[Excerpt from a dataset]
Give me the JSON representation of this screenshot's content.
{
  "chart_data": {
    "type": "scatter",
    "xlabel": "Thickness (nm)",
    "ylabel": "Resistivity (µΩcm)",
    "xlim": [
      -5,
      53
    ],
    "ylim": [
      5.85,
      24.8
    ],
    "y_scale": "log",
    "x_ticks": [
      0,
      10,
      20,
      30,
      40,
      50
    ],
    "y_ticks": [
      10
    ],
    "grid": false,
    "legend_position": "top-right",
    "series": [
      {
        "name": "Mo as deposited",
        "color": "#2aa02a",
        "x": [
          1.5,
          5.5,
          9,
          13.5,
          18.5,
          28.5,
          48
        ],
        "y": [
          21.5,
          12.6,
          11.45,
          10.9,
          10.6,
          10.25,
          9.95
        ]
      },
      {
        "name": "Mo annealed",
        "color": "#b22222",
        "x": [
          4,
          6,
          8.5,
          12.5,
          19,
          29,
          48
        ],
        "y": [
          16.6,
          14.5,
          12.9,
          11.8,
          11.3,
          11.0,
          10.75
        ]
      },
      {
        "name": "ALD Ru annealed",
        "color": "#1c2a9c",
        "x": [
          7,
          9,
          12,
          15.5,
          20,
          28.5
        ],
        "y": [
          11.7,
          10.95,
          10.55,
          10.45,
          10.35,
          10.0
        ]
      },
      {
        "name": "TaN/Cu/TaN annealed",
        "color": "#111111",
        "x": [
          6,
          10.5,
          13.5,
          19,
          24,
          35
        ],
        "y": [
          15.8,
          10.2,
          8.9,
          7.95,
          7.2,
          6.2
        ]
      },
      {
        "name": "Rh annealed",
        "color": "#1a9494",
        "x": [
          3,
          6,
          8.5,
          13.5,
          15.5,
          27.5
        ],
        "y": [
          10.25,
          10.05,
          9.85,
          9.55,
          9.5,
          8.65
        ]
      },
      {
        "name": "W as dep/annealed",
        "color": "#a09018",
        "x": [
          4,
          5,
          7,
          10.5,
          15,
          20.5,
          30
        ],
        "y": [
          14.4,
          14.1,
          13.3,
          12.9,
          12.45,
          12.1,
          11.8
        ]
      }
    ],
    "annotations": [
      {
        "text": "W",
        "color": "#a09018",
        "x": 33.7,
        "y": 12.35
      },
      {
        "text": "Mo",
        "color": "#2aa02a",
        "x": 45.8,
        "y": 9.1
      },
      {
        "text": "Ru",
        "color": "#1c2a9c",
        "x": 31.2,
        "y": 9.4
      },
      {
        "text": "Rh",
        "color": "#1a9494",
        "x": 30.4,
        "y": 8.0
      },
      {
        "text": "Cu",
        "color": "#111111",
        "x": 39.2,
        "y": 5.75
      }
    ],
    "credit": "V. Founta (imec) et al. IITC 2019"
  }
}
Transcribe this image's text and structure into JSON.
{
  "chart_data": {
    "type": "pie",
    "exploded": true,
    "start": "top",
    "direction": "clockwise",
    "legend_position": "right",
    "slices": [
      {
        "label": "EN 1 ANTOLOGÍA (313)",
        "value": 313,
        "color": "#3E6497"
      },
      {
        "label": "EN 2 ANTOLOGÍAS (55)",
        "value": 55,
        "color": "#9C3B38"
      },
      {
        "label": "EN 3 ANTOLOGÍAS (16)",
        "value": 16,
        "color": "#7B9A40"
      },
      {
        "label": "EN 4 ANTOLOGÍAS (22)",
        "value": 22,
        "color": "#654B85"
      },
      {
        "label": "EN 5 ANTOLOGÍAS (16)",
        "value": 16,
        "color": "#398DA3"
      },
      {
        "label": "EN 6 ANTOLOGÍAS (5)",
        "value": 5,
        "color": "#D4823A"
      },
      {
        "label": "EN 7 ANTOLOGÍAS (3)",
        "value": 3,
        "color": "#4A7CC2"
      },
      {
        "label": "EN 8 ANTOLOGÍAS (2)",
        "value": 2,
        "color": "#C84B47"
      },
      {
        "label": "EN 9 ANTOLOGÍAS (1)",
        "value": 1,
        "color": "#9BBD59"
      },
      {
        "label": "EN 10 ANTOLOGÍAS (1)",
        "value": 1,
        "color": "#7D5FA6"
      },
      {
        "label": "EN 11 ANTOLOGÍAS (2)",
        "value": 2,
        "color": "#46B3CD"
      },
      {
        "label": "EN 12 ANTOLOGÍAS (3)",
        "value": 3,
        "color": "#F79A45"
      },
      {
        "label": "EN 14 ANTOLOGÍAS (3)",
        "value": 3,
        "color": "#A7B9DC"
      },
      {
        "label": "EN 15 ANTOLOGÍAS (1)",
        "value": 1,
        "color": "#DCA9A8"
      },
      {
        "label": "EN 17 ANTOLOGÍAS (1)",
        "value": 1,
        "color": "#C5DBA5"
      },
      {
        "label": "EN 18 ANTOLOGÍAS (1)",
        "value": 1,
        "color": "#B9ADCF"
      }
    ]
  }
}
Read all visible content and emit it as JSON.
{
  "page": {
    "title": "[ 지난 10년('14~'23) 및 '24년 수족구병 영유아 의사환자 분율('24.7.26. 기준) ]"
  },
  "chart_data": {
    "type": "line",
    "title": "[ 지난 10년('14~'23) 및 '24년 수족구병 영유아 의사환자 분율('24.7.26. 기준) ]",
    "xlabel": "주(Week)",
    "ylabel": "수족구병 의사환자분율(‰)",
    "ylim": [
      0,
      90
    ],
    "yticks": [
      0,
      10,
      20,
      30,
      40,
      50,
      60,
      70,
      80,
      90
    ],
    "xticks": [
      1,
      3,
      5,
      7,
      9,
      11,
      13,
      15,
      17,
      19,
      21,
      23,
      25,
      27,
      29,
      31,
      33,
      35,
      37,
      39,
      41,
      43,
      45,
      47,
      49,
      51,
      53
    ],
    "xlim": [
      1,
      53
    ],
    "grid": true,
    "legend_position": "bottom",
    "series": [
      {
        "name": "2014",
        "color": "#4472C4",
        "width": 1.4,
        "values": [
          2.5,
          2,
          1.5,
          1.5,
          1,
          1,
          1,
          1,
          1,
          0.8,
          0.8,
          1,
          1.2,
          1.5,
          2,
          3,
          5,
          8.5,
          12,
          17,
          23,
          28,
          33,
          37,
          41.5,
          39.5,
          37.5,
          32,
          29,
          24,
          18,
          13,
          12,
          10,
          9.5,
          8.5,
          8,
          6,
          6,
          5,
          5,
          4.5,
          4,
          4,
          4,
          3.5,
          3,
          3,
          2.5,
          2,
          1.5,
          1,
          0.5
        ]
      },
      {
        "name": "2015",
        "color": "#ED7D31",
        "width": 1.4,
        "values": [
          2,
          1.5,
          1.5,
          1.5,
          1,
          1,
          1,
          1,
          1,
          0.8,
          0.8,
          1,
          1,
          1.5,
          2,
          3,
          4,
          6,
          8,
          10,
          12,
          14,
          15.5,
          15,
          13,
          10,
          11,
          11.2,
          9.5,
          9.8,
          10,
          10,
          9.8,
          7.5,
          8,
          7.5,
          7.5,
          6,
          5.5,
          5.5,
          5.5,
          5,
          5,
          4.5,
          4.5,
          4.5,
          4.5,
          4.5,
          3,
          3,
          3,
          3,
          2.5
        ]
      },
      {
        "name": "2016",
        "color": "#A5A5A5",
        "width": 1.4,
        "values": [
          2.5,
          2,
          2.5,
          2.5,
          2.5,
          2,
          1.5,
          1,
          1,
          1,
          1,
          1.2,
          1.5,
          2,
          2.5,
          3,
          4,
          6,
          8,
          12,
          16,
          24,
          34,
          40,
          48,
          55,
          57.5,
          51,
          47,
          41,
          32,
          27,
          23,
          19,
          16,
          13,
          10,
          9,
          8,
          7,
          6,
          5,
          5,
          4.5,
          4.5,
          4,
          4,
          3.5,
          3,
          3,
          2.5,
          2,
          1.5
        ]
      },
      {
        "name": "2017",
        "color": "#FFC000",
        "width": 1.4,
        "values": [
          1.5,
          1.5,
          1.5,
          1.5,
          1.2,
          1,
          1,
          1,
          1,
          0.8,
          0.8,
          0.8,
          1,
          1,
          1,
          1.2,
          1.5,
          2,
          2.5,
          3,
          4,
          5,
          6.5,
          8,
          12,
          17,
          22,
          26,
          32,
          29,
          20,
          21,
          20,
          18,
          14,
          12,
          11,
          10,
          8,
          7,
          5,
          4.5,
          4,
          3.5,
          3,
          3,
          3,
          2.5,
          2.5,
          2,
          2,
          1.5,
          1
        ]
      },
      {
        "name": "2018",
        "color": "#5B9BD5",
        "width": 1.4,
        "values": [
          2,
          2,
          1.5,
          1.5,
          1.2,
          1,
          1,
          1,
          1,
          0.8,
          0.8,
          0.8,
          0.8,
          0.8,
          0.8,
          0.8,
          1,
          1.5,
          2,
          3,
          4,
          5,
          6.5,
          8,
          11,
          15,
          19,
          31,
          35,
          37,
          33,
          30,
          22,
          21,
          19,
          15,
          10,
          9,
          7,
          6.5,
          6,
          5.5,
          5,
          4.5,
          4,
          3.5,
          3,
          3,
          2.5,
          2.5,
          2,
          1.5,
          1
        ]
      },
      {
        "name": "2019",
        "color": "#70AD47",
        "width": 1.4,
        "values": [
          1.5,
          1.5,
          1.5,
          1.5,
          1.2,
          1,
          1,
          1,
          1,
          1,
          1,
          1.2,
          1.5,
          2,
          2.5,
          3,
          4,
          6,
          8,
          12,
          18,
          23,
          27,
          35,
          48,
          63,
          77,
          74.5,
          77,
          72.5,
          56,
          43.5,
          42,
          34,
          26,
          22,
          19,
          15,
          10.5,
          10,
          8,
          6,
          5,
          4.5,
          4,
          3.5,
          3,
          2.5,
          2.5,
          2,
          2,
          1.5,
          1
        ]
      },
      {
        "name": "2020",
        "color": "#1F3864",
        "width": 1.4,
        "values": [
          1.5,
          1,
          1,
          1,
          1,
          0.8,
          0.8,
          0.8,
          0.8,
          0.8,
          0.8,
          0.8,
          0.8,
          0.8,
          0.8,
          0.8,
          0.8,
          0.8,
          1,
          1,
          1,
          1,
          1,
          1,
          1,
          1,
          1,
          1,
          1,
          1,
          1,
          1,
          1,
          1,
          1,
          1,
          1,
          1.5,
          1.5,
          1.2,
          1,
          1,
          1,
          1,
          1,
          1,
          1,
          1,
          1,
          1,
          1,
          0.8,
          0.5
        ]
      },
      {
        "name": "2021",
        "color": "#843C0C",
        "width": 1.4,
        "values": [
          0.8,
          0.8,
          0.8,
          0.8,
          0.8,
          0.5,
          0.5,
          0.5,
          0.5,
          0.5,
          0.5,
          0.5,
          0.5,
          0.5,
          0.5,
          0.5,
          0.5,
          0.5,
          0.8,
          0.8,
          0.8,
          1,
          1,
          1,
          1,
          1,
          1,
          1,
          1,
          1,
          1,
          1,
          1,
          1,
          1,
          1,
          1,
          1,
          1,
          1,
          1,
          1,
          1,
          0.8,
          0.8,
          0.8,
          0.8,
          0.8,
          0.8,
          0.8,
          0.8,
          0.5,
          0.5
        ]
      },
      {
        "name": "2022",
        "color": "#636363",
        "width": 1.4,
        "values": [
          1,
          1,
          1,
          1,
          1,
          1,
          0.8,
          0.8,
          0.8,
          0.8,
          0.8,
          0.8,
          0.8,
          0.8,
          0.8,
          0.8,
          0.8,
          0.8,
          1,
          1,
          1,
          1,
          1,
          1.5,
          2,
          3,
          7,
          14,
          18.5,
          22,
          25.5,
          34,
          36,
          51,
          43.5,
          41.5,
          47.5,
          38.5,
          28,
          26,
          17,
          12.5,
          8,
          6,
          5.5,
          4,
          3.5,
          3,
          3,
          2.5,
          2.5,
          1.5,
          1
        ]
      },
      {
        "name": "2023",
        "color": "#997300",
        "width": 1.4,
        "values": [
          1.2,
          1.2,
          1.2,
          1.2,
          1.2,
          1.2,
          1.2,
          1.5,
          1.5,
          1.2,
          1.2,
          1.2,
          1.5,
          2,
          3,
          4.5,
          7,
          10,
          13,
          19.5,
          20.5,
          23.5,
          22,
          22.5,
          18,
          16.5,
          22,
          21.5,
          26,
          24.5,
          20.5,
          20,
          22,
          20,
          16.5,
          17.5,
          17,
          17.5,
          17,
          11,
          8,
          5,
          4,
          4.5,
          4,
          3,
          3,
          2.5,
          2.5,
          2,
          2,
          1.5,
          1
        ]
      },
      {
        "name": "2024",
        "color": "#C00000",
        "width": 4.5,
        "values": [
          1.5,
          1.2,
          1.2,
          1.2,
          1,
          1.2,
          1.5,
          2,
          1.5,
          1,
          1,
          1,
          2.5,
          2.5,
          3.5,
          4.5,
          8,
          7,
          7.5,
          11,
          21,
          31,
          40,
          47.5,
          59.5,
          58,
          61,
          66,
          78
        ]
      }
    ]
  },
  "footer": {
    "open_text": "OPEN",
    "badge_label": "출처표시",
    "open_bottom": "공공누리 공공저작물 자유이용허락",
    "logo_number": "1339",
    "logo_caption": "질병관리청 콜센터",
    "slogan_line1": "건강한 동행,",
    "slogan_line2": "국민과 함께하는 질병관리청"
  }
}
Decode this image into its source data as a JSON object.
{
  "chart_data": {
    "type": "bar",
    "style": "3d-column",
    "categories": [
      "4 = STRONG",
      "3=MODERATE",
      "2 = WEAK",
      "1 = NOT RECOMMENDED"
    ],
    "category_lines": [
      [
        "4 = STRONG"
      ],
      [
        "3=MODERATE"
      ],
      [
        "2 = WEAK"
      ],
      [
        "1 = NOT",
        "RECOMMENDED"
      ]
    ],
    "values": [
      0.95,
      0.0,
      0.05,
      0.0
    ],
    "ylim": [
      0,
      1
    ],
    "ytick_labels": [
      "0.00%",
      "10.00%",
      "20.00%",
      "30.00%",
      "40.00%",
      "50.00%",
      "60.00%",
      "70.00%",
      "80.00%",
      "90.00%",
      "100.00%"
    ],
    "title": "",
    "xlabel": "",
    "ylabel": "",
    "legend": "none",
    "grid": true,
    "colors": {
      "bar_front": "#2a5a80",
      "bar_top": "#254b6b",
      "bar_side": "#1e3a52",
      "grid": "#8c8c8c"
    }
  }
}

WHAT THE EXERCISE ASKS »
Look through the entries above and report each line where the string "xlabel" occurs.

WRITTEN ANSWER »
    "xlabel": "Thickness (nm)",
    "xlabel": "주(Week)",
    "xlabel": "",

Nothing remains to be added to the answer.